What the task asks. Say how many lines of the listing below contain "Información", giving the number and nothing else.
>> Begin Entries supplied
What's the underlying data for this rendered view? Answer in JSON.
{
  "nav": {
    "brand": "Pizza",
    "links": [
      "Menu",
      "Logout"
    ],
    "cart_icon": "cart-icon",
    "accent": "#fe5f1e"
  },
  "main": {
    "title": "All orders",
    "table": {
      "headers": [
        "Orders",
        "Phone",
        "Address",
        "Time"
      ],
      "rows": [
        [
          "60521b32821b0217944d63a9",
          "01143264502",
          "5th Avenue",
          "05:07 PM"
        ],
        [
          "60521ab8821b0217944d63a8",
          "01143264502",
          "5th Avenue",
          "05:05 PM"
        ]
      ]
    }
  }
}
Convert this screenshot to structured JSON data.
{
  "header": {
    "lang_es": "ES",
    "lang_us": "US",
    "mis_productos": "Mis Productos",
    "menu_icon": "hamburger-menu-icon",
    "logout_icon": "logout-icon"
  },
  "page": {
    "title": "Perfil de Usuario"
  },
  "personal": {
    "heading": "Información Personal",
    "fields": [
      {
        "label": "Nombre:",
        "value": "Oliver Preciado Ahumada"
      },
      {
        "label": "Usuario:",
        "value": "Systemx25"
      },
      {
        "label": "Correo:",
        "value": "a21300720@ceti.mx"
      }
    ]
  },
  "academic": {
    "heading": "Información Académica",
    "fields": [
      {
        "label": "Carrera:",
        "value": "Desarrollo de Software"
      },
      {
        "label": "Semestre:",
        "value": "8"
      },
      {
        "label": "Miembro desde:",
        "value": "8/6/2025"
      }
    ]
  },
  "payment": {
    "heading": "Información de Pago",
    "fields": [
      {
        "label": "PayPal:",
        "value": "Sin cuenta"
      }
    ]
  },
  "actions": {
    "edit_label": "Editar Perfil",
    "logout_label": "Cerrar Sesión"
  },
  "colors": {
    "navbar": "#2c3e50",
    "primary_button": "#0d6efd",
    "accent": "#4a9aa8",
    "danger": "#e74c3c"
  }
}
>> End Entries supplied
Solution for this problem. 3